**WHAT THIS TASK INVOLVES:** Transcribe the material exactly. Images do not belong in the copy.

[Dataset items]
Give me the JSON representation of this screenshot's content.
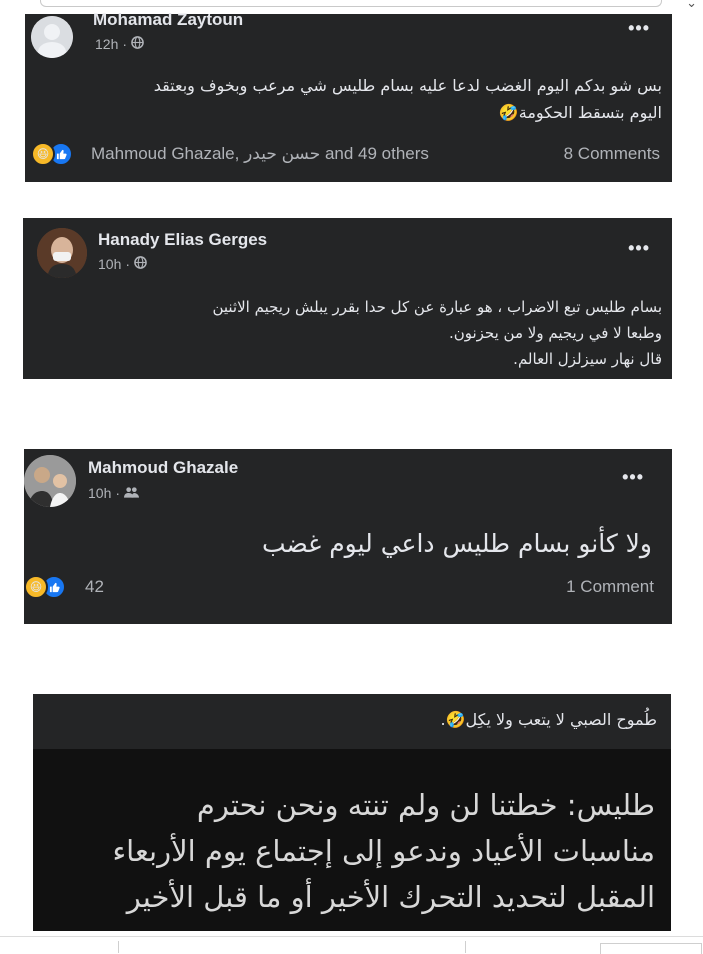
{
  "posts": [
    {
      "author": "Mohamad Zaytoun",
      "time": "12h",
      "privacy_icon": "globe-icon",
      "body_lines": [
        "بس شو بدكم اليوم الغضب لدعا عليه بسام طليس شي مرعب وبخوف وبعتقد",
        "اليوم بتسقط الحكومة🤣"
      ],
      "reactions_label": "Mahmoud Ghazale, حسن حيدر and 49 others",
      "comments": "8 Comments"
    },
    {
      "author": "Hanady Elias Gerges",
      "time": "10h",
      "privacy_icon": "globe-icon",
      "body_lines": [
        "بسام طليس تبع الاضراب ، هو عبارة عن كل حدا بقرر يبلش ريجيم الاثنين",
        "وطبعا لا في ريجيم ولا من يحزنون.",
        "قال نهار سيزلزل العالم."
      ]
    },
    {
      "author": "Mahmoud Ghazale",
      "time": "10h",
      "privacy_icon": "friends-icon",
      "body_lines": [
        "ولا كأنو بسام طليس داعي ليوم غضب"
      ],
      "reactions_label": "42",
      "comments": "1 Comment"
    }
  ],
  "shared": {
    "caption": "طُموح الصبي لا يتعب ولا يكِل🤣.",
    "image_lines": [
      "طليس: خطتنا لن ولم تنته ونحن نحترم",
      "مناسبات الأعياد وندعو إلى إجتماع يوم الأربعاء",
      "المقبل لتحديد التحرك الأخير أو ما قبل الأخير"
    ]
  },
  "colors": {
    "card": "#242526",
    "text": "#e4e6eb",
    "muted": "#b0b3b8",
    "like": "#1877f2",
    "haha": "#f7b928"
  }
}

**TASK SOLUTION:**
Give me the JSON representation of this screenshot's content.
{
  "posts": [
    {
      "author": "Mohamad Zaytoun",
      "time": "12h",
      "privacy_icon": "globe-icon",
      "body_lines": [
        "بس شو بدكم اليوم الغضب لدعا عليه بسام طليس شي مرعب وبخوف وبعتقد",
        "اليوم بتسقط الحكومة🤣"
      ],
      "reactions_label": "Mahmoud Ghazale, حسن حيدر and 49 others",
      "comments": "8 Comments"
    },
    {
      "author": "Hanady Elias Gerges",
      "time": "10h",
      "privacy_icon": "globe-icon",
      "body_lines": [
        "بسام طليس تبع الاضراب ، هو عبارة عن كل حدا بقرر يبلش ريجيم الاثنين",
        "وطبعا لا في ريجيم ولا من يحزنون.",
        "قال نهار سيزلزل العالم."
      ]
    },
    {
      "author": "Mahmoud Ghazale",
      "time": "10h",
      "privacy_icon": "friends-icon",
      "body_lines": [
        "ولا كأنو بسام طليس داعي ليوم غضب"
      ],
      "reactions_label": "42",
      "comments": "1 Comment"
    }
  ],
  "shared": {
    "caption": "طُموح الصبي لا يتعب ولا يكِل🤣.",
    "image_lines": [
      "طليس: خطتنا لن ولم تنته ونحن نحترم",
      "مناسبات الأعياد وندعو إلى إجتماع يوم الأربعاء",
      "المقبل لتحديد التحرك الأخير أو ما قبل الأخير"
    ]
  },
  "colors": {
    "card": "#242526",
    "text": "#e4e6eb",
    "muted": "#b0b3b8",
    "like": "#1877f2",
    "haha": "#f7b928"
  }
}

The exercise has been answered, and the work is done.